> WORK INSTRUCTIONS
Return the listing word for word, as given.

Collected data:
⟨
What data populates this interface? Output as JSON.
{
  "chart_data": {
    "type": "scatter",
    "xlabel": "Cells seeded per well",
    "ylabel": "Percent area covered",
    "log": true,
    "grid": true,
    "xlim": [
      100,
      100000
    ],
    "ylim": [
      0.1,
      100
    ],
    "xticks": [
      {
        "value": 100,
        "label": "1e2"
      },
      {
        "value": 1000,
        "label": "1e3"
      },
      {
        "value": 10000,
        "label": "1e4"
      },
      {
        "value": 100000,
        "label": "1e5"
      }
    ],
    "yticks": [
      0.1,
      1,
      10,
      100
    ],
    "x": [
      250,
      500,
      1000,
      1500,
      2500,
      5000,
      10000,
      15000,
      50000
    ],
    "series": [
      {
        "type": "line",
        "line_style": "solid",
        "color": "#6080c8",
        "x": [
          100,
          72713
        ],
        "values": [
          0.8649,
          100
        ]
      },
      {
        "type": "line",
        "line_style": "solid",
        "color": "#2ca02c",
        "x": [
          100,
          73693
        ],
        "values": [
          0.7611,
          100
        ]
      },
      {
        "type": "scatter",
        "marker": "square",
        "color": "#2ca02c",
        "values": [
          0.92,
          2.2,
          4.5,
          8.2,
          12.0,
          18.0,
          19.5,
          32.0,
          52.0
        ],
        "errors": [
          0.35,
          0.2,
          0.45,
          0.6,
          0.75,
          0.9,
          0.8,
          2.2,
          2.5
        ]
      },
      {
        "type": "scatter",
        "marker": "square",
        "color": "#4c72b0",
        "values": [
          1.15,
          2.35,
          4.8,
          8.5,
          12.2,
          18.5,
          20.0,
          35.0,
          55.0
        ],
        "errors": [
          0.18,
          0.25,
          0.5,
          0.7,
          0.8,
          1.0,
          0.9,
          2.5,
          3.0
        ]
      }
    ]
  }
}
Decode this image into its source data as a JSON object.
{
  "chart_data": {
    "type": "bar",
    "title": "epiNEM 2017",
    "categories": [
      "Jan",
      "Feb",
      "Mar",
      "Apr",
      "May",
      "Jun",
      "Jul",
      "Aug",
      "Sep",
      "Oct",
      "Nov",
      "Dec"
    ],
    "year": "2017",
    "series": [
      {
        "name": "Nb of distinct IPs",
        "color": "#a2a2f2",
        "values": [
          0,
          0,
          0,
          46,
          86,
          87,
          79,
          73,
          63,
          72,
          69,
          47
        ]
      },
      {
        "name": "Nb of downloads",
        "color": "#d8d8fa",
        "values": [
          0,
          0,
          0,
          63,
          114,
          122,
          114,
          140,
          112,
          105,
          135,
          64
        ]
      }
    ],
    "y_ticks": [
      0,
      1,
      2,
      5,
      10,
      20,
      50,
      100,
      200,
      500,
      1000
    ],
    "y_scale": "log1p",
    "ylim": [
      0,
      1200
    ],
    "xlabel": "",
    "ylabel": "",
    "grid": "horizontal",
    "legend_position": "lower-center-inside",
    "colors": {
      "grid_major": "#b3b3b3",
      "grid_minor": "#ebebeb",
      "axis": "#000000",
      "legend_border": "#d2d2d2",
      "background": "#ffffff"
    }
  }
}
⟩
> ANSWER IN FULL
What data populates this interface? Output as JSON.
{
  "chart_data": {
    "type": "scatter",
    "xlabel": "Cells seeded per well",
    "ylabel": "Percent area covered",
    "log": true,
    "grid": true,
    "xlim": [
      100,
      100000
    ],
    "ylim": [
      0.1,
      100
    ],
    "xticks": [
      {
        "value": 100,
        "label": "1e2"
      },
      {
        "value": 1000,
        "label": "1e3"
      },
      {
        "value": 10000,
        "label": "1e4"
      },
      {
        "value": 100000,
        "label": "1e5"
      }
    ],
    "yticks": [
      0.1,
      1,
      10,
      100
    ],
    "x": [
      250,
      500,
      1000,
      1500,
      2500,
      5000,
      10000,
      15000,
      50000
    ],
    "series": [
      {
        "type": "line",
        "line_style": "solid",
        "color": "#6080c8",
        "x": [
          100,
          72713
        ],
        "values": [
          0.8649,
          100
        ]
      },
      {
        "type": "line",
        "line_style": "solid",
        "color": "#2ca02c",
        "x": [
          100,
          73693
        ],
        "values": [
          0.7611,
          100
        ]
      },
      {
        "type": "scatter",
        "marker": "square",
        "color": "#2ca02c",
        "values": [
          0.92,
          2.2,
          4.5,
          8.2,
          12.0,
          18.0,
          19.5,
          32.0,
          52.0
        ],
        "errors": [
          0.35,
          0.2,
          0.45,
          0.6,
          0.75,
          0.9,
          0.8,
          2.2,
          2.5
        ]
      },
      {
        "type": "scatter",
        "marker": "square",
        "color": "#4c72b0",
        "values": [
          1.15,
          2.35,
          4.8,
          8.5,
          12.2,
          18.5,
          20.0,
          35.0,
          55.0
        ],
        "errors": [
          0.18,
          0.25,
          0.5,
          0.7,
          0.8,
          1.0,
          0.9,
          2.5,
          3.0
        ]
      }
    ]
  }
}
Decode this image into its source data as a JSON object.
{
  "chart_data": {
    "type": "bar",
    "title": "epiNEM 2017",
    "categories": [
      "Jan",
      "Feb",
      "Mar",
      "Apr",
      "May",
      "Jun",
      "Jul",
      "Aug",
      "Sep",
      "Oct",
      "Nov",
      "Dec"
    ],
    "year": "2017",
    "series": [
      {
        "name": "Nb of distinct IPs",
        "color": "#a2a2f2",
        "values": [
          0,
          0,
          0,
          46,
          86,
          87,
          79,
          73,
          63,
          72,
          69,
          47
        ]
      },
      {
        "name": "Nb of downloads",
        "color": "#d8d8fa",
        "values": [
          0,
          0,
          0,
          63,
          114,
          122,
          114,
          140,
          112,
          105,
          135,
          64
        ]
      }
    ],
    "y_ticks": [
      0,
      1,
      2,
      5,
      10,
      20,
      50,
      100,
      200,
      500,
      1000
    ],
    "y_scale": "log1p",
    "ylim": [
      0,
      1200
    ],
    "xlabel": "",
    "ylabel": "",
    "grid": "horizontal",
    "legend_position": "lower-center-inside",
    "colors": {
      "grid_major": "#b3b3b3",
      "grid_minor": "#ebebeb",
      "axis": "#000000",
      "legend_border": "#d2d2d2",
      "background": "#ffffff"
    }
  }
}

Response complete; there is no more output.